Check each line of the data below for the word "JSON", then extract the ones that have it.
---- Raw records
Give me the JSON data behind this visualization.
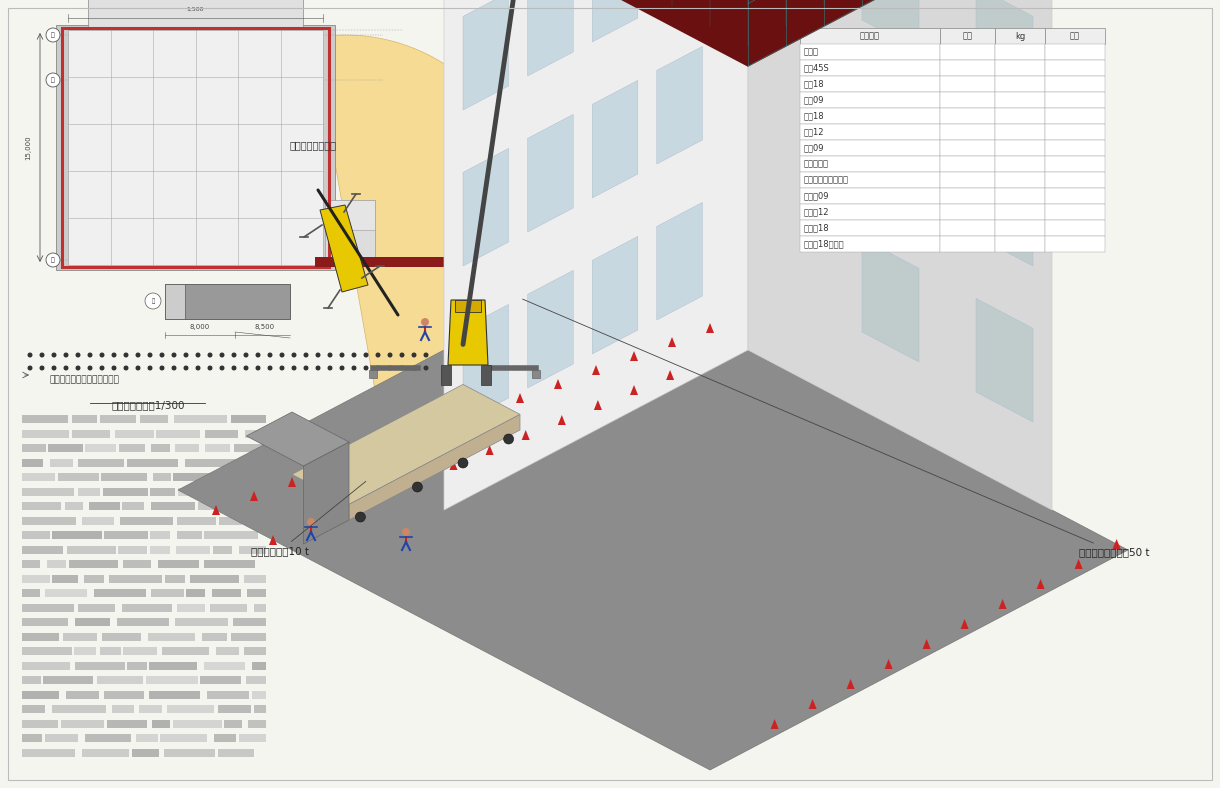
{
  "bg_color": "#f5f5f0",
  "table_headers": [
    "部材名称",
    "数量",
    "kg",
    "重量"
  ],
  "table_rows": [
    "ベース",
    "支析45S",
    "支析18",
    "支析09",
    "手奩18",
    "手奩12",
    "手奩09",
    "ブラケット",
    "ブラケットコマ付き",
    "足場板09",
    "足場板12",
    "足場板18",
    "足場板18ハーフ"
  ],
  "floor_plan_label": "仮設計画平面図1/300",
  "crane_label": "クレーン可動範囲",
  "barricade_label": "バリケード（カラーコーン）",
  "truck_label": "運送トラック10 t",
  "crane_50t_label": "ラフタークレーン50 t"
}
--------
---- Raw records
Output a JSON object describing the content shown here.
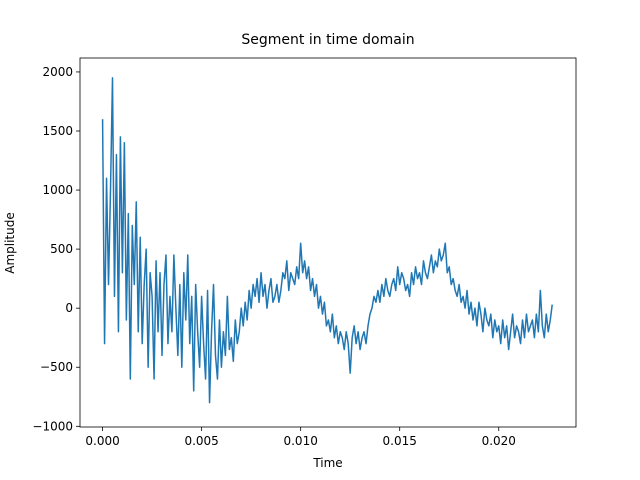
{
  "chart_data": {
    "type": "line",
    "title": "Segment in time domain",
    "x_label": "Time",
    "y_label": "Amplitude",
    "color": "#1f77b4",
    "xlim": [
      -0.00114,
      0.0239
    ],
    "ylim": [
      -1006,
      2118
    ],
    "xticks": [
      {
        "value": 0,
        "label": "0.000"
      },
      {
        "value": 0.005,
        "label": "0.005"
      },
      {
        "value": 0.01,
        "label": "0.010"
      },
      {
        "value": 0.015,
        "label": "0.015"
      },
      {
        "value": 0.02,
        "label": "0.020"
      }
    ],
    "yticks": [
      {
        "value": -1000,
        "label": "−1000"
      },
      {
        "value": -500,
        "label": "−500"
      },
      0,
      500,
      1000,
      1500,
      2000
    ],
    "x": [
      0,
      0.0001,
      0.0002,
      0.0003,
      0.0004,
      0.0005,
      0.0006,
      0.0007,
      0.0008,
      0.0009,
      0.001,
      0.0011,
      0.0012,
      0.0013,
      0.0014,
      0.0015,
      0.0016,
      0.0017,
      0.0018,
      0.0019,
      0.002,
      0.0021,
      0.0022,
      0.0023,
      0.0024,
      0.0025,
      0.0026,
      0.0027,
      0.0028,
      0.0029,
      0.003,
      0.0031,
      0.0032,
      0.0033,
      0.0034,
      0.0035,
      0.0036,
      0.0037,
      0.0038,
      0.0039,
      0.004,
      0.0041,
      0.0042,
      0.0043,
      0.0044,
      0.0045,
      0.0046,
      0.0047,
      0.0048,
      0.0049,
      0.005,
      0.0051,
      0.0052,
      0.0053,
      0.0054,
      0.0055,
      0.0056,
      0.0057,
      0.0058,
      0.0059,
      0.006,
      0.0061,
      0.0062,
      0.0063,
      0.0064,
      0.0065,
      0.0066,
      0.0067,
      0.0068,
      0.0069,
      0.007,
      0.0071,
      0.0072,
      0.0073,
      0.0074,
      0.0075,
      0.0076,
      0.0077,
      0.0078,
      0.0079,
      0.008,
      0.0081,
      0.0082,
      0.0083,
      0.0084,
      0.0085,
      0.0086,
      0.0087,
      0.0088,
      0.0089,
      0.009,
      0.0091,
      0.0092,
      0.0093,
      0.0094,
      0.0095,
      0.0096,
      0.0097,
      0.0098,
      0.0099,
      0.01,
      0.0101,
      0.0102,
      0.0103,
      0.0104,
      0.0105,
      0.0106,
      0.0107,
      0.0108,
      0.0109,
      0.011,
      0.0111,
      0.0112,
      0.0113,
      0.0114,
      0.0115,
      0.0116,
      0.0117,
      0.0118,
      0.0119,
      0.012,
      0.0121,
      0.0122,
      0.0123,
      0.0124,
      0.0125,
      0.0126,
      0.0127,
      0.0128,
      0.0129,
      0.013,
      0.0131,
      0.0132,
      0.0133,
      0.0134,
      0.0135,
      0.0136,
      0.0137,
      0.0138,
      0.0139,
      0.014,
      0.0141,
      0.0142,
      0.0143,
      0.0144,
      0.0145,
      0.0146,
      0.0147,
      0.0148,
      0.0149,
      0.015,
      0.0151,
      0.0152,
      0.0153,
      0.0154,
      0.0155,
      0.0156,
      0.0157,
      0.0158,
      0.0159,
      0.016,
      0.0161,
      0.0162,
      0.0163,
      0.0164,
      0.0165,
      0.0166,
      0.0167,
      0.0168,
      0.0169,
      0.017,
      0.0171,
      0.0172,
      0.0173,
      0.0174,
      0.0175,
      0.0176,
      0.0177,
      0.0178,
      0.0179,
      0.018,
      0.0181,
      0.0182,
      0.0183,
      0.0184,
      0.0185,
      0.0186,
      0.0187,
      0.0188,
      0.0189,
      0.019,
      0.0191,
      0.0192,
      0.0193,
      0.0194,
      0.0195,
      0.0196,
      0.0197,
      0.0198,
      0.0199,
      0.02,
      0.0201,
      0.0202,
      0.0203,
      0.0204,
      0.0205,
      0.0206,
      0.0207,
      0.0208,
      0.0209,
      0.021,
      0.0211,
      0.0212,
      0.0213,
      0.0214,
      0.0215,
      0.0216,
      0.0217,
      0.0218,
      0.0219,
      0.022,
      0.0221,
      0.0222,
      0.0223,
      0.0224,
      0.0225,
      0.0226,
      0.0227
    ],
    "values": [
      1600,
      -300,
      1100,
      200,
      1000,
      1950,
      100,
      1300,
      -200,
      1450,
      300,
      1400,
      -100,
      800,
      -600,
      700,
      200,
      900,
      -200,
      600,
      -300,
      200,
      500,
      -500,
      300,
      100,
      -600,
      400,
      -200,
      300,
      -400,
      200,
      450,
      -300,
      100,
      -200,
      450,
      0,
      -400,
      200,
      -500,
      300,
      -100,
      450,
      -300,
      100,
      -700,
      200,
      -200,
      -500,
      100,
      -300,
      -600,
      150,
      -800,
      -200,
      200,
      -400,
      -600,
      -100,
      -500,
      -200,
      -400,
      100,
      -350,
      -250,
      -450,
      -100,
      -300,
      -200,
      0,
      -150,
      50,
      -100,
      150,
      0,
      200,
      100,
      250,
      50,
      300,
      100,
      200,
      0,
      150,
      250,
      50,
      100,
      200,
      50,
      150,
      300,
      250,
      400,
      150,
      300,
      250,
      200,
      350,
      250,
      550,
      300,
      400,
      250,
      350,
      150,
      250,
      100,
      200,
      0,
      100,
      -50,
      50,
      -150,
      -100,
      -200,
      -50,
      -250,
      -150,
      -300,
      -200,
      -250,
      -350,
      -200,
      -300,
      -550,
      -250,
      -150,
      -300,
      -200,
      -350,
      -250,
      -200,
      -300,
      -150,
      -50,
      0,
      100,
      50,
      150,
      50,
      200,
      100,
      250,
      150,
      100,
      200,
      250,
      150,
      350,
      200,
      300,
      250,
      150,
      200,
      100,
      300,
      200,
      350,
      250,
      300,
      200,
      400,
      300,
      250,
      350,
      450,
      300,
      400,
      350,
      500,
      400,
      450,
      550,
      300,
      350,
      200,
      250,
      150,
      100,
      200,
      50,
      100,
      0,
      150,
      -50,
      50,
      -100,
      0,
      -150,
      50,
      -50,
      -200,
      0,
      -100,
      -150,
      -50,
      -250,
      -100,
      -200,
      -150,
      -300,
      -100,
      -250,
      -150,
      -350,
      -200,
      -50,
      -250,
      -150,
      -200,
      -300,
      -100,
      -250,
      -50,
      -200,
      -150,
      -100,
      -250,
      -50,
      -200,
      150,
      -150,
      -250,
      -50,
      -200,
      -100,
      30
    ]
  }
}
--------
**Result for this exercise**
Give me the JSON data behind this visualization.
Output a JSON object describing the content shown here.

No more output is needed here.